Quarante ans après le Brevet de base (BB), licence franco-française, voici l’Autorisation de base LAPL (ABL), « autorisation » franco-française permise par… le système européen.
Avant l’arrivée du système européen, en France, deux brevets étaient proposés : le Brevet de base (BB) et le TT, ce dernier étant devenu le PPL(A) avec des modalités d’obtention et de prorogation différentes. Au début de la genèse du système FCL (Flight Crew Licensing), comprenant un LAPL(A) – minimum 35 heures de formation et une licence uniquement européenne – et un PPL(A) – minimum 45 heures de formation et une licence reconnue internationalement – il était prévu un LAPL Basic, peu différent du BB français.
Mais dès les premières réunions à 20 et quelques pays, ce LAPL Basic a été tué dans l’oeuf par la majorité des pays au grand désarroi de la France où l’on comptait jusqu’à 1.000 BB délivrés chaque année, première marche vers un brevet de pilote privé. Passant des JAA à l’EASA (créée en 2003), le projet réglementaire a fait son chemin avec des hauts et des bas durant deux décennies, avec le projet de l’EASA d’imposer dans un premier temps l’ATO (Approved Training Organisation) pour tous avant que l’IAOPA-Europe ne renvoie le dossier dans les tiroirs, imposant à l’Agence européenne de proposer, après trois ans de gestation additionnelle, de proposer le statut de DTO (Declared Training Organisation) mieux adapté aux aéro-clubs.
Durant toutes ces années, l’EASA n’a pas souhaité la création d’autres licences de pilote, autres que les LAPL(A) et PPL(A), refusant différents concepts de LAPL modulaire. Mais dans la dernière ligne droite, soit les derniers mois de l’année 2019 – information alors évoquée sur aeroVFR.com – l’Agence de Cologne est soudainement revenue sur ses idées fixes, à la grande surprise des fédérations françaises concernées (avion, hélicoptère, planeur) qui avaient déjà jeté l’éponge… Subitement, sans prévenir, l’Agence acceptait une licence intermédiaire à définir par chaque pays… Un revirement à 180° de l’EASA qui laisse perplexe après tant d’années de refus du concept.

_____

### Objectif 1
D'après l'extrait sur l'Autorisation de base LAPL, en quelle année l'EASA a-t-elle été créée ?
L'extrait et les entrées sont deux documents indépendants l'un de l'autre.

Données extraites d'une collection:

_____

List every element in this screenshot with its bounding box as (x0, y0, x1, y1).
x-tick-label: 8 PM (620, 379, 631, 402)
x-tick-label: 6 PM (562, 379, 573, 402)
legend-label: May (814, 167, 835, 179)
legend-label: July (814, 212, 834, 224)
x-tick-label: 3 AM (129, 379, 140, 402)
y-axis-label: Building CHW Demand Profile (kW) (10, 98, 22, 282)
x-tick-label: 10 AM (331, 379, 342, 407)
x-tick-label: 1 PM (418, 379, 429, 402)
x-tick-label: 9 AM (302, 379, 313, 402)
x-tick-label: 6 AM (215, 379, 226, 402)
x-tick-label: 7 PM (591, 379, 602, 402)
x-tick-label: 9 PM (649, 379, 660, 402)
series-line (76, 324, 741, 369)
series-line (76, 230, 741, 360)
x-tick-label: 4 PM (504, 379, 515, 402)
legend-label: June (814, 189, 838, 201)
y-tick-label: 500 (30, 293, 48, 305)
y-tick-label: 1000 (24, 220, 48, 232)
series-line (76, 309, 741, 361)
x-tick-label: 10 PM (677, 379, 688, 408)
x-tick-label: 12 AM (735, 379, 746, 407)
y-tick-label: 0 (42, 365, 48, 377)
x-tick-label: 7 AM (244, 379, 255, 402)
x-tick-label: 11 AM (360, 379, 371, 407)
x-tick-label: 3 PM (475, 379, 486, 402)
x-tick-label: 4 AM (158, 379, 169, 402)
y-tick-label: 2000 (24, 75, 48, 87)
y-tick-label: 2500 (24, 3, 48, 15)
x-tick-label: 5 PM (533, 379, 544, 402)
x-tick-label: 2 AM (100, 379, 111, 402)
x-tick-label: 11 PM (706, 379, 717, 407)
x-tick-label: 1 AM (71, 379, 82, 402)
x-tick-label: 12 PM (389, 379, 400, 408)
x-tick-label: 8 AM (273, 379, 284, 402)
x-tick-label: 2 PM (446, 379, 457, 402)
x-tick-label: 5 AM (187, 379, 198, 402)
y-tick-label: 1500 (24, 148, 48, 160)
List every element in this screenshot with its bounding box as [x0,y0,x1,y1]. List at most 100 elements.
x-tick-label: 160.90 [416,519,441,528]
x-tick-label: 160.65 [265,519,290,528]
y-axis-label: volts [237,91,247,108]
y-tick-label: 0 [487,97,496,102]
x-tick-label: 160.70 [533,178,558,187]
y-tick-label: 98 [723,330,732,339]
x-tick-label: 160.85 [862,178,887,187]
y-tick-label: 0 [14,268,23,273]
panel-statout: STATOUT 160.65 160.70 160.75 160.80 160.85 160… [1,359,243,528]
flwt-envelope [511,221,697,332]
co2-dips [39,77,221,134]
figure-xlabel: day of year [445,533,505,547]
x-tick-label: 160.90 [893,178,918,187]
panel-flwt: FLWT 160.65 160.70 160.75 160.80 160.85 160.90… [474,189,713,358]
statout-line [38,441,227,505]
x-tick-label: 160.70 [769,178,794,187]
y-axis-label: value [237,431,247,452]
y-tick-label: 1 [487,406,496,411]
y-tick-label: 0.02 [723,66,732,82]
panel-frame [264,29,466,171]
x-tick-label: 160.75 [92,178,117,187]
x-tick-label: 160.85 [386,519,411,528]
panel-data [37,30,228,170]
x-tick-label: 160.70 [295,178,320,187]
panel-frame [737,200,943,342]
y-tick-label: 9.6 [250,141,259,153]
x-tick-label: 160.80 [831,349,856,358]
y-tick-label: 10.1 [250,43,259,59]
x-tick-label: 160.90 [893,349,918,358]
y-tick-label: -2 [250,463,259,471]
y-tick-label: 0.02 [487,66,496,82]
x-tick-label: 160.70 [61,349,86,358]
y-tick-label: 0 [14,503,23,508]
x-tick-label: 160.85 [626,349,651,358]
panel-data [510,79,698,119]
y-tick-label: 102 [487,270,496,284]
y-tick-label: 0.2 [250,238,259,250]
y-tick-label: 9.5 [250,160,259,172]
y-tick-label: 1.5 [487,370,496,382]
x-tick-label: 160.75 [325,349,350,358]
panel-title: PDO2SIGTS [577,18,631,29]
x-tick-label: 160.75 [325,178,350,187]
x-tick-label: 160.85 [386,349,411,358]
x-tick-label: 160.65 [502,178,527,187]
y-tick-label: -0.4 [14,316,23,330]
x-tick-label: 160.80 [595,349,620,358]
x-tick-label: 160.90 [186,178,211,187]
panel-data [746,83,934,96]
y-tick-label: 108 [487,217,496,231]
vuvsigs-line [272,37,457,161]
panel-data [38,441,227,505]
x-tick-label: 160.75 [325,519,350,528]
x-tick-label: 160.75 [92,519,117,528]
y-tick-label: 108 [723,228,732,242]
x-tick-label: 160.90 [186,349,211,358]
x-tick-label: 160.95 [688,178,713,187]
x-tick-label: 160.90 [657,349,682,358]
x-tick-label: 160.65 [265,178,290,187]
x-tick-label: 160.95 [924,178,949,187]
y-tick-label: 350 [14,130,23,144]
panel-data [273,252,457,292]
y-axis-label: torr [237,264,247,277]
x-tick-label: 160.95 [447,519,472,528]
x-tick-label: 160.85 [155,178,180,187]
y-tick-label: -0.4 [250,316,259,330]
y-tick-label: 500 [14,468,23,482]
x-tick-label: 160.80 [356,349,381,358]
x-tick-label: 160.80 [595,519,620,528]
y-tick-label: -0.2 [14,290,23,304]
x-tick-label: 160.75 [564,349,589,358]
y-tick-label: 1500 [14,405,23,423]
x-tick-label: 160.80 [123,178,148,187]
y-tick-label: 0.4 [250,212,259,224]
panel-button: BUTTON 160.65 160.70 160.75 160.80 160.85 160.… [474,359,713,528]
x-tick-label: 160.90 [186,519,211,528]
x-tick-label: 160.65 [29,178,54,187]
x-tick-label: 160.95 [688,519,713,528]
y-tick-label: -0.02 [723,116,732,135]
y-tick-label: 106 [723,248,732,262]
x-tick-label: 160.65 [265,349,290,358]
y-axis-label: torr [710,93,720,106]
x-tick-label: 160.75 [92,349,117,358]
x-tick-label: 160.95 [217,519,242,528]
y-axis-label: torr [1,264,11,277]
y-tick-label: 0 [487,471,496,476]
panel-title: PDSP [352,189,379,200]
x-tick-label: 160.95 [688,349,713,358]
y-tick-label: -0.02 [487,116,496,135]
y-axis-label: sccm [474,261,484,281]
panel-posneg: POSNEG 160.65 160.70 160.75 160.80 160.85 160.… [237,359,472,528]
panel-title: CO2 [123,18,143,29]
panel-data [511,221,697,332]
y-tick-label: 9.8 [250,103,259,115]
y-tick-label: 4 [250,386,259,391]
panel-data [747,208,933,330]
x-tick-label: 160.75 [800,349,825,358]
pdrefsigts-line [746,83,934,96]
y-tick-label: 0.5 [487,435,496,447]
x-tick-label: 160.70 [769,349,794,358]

_____

### Objectif 2
Réécrivez, s'il vous plaît, les entrées depuis leur début jusqu'à la ligne contenant « x-tick-label: 160.85 [862,178,887,187] », celle-ci comprise, en remplaçant « legend-label » par « libellé-légende » sans rien modifier d'autre.

### Solution proposée 1
En 2003.

### Solution proposée 2
List every element in this screenshot with its bounding box as (x0, y0, x1, y1).
x-tick-label: 8 PM (620, 379, 631, 402)
x-tick-label: 6 PM (562, 379, 573, 402)
libellé-légende: May (814, 167, 835, 179)
libellé-légende: July (814, 212, 834, 224)
x-tick-label: 3 AM (129, 379, 140, 402)
y-axis-label: Building CHW Demand Profile (kW) (10, 98, 22, 282)
x-tick-label: 10 AM (331, 379, 342, 407)
x-tick-label: 1 PM (418, 379, 429, 402)
x-tick-label: 9 AM (302, 379, 313, 402)
x-tick-label: 6 AM (215, 379, 226, 402)
x-tick-label: 7 PM (591, 379, 602, 402)
x-tick-label: 9 PM (649, 379, 660, 402)
series-line (76, 324, 741, 369)
series-line (76, 230, 741, 360)
x-tick-label: 4 PM (504, 379, 515, 402)
libellé-légende: June (814, 189, 838, 201)
y-tick-label: 500 (30, 293, 48, 305)
y-tick-label: 1000 (24, 220, 48, 232)
series-line (76, 309, 741, 361)
x-tick-label: 10 PM (677, 379, 688, 408)
x-tick-label: 12 AM (735, 379, 746, 407)
y-tick-label: 0 (42, 365, 48, 377)
x-tick-label: 7 AM (244, 379, 255, 402)
x-tick-label: 11 AM (360, 379, 371, 407)
x-tick-label: 3 PM (475, 379, 486, 402)
x-tick-label: 4 AM (158, 379, 169, 402)
y-tick-label: 2000 (24, 75, 48, 87)
y-tick-label: 2500 (24, 3, 48, 15)
x-tick-label: 5 PM (533, 379, 544, 402)
x-tick-label: 2 AM (100, 379, 111, 402)
x-tick-label: 11 PM (706, 379, 717, 407)
x-tick-label: 1 AM (71, 379, 82, 402)
x-tick-label: 12 PM (389, 379, 400, 408)
x-tick-label: 8 AM (273, 379, 284, 402)
x-tick-label: 2 PM (446, 379, 457, 402)
x-tick-label: 5 AM (187, 379, 198, 402)
y-tick-label: 1500 (24, 148, 48, 160)
List every element in this screenshot with its bounding box as [x0,y0,x1,y1]. List at most 100 elements.
x-tick-label: 160.90 [416,519,441,528]
x-tick-label: 160.65 [265,519,290,528]
y-axis-label: volts [237,91,247,108]
y-tick-label: 0 [487,97,496,102]
x-tick-label: 160.70 [533,178,558,187]
y-tick-label: 98 [723,330,732,339]
x-tick-label: 160.85 [862,178,887,187]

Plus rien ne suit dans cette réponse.